● **Exercise**
Copy every line of the listing below without changing anything.

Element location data
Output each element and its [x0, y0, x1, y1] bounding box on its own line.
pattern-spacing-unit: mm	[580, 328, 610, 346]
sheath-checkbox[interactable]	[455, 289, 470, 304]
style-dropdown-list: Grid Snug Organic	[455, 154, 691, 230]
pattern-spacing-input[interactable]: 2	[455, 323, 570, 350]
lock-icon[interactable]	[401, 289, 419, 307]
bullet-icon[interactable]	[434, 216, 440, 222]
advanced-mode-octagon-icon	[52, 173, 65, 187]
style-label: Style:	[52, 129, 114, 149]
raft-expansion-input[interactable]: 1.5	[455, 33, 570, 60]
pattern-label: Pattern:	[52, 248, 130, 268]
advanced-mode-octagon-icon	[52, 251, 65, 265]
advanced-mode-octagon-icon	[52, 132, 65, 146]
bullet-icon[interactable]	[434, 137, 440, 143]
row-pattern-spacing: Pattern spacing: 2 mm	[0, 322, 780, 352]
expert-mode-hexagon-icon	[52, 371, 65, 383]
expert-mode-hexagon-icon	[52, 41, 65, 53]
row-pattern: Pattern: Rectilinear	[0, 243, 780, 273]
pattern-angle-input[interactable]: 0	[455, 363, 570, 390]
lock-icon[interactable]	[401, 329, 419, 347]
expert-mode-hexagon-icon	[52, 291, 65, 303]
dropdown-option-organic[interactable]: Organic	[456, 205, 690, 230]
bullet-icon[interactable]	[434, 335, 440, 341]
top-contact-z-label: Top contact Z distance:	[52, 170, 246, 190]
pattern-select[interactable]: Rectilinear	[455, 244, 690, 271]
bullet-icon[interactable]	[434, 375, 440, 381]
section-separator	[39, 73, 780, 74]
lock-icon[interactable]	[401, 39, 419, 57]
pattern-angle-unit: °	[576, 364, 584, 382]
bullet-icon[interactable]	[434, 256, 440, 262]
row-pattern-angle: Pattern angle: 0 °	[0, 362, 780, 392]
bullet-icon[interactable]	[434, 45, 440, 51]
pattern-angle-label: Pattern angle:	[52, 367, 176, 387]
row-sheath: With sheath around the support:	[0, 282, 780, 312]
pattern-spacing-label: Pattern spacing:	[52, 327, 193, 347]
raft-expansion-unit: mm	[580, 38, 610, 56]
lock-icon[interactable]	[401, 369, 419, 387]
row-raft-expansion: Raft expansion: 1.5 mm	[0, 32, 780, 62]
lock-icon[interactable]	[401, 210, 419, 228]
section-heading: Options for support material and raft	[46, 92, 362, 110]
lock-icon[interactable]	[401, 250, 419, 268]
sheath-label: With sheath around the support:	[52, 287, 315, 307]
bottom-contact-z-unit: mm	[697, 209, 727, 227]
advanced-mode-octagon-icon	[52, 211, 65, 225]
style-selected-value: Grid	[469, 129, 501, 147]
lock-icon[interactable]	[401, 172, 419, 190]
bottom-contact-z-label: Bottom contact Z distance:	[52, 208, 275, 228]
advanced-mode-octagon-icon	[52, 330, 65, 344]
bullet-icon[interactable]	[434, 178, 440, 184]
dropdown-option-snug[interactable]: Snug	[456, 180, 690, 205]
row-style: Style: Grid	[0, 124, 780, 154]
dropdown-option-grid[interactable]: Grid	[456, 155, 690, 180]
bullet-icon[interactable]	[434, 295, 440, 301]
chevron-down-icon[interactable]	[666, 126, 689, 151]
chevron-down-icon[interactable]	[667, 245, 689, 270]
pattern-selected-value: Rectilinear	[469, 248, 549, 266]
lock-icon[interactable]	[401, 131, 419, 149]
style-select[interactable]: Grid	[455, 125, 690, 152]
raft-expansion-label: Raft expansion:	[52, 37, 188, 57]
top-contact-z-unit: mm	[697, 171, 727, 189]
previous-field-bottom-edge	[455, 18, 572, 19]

● **Problem solution**
Output each element and its [x0, y0, x1, y1] bounding box on its own line.
pattern-spacing-unit: mm	[580, 328, 610, 346]
sheath-checkbox[interactable]	[455, 289, 470, 304]
style-dropdown-list: Grid Snug Organic	[455, 154, 691, 230]
pattern-spacing-input[interactable]: 2	[455, 323, 570, 350]
lock-icon[interactable]	[401, 289, 419, 307]
bullet-icon[interactable]	[434, 216, 440, 222]
advanced-mode-octagon-icon	[52, 173, 65, 187]
style-label: Style:	[52, 129, 114, 149]
raft-expansion-input[interactable]: 1.5	[455, 33, 570, 60]
pattern-label: Pattern:	[52, 248, 130, 268]
advanced-mode-octagon-icon	[52, 251, 65, 265]
advanced-mode-octagon-icon	[52, 132, 65, 146]
bullet-icon[interactable]	[434, 137, 440, 143]
row-pattern-spacing: Pattern spacing: 2 mm	[0, 322, 780, 352]
expert-mode-hexagon-icon	[52, 371, 65, 383]
expert-mode-hexagon-icon	[52, 41, 65, 53]
row-pattern: Pattern: Rectilinear	[0, 243, 780, 273]
pattern-angle-input[interactable]: 0	[455, 363, 570, 390]
lock-icon[interactable]	[401, 329, 419, 347]
expert-mode-hexagon-icon	[52, 291, 65, 303]
dropdown-option-organic[interactable]: Organic	[456, 205, 690, 230]
bullet-icon[interactable]	[434, 335, 440, 341]
top-contact-z-label: Top contact Z distance:	[52, 170, 246, 190]
pattern-select[interactable]: Rectilinear	[455, 244, 690, 271]
bullet-icon[interactable]	[434, 375, 440, 381]
section-separator	[39, 73, 780, 74]
lock-icon[interactable]	[401, 39, 419, 57]
pattern-angle-unit: °	[576, 364, 584, 382]
bullet-icon[interactable]	[434, 256, 440, 262]
row-pattern-angle: Pattern angle: 0 °	[0, 362, 780, 392]
bullet-icon[interactable]	[434, 45, 440, 51]
pattern-angle-label: Pattern angle:	[52, 367, 176, 387]
row-sheath: With sheath around the support:	[0, 282, 780, 312]
pattern-spacing-label: Pattern spacing:	[52, 327, 193, 347]
raft-expansion-unit: mm	[580, 38, 610, 56]
lock-icon[interactable]	[401, 369, 419, 387]
row-raft-expansion: Raft expansion: 1.5 mm	[0, 32, 780, 62]
lock-icon[interactable]	[401, 210, 419, 228]
section-heading: Options for support material and raft	[46, 92, 362, 110]
lock-icon[interactable]	[401, 250, 419, 268]
sheath-label: With sheath around the support:	[52, 287, 315, 307]
bottom-contact-z-unit: mm	[697, 209, 727, 227]
advanced-mode-octagon-icon	[52, 211, 65, 225]
style-selected-value: Grid	[469, 129, 501, 147]
lock-icon[interactable]	[401, 172, 419, 190]
bottom-contact-z-label: Bottom contact Z distance:	[52, 208, 275, 228]
advanced-mode-octagon-icon	[52, 330, 65, 344]
bullet-icon[interactable]	[434, 178, 440, 184]
dropdown-option-snug[interactable]: Snug	[456, 180, 690, 205]
row-style: Style: Grid	[0, 124, 780, 154]
dropdown-option-grid[interactable]: Grid	[456, 155, 690, 180]
bullet-icon[interactable]	[434, 295, 440, 301]
chevron-down-icon[interactable]	[666, 126, 689, 151]
chevron-down-icon[interactable]	[667, 245, 689, 270]
pattern-selected-value: Rectilinear	[469, 248, 549, 266]
lock-icon[interactable]	[401, 131, 419, 149]
style-select[interactable]: Grid	[455, 125, 690, 152]
raft-expansion-label: Raft expansion:	[52, 37, 188, 57]
top-contact-z-unit: mm	[697, 171, 727, 189]
previous-field-bottom-edge	[455, 18, 572, 19]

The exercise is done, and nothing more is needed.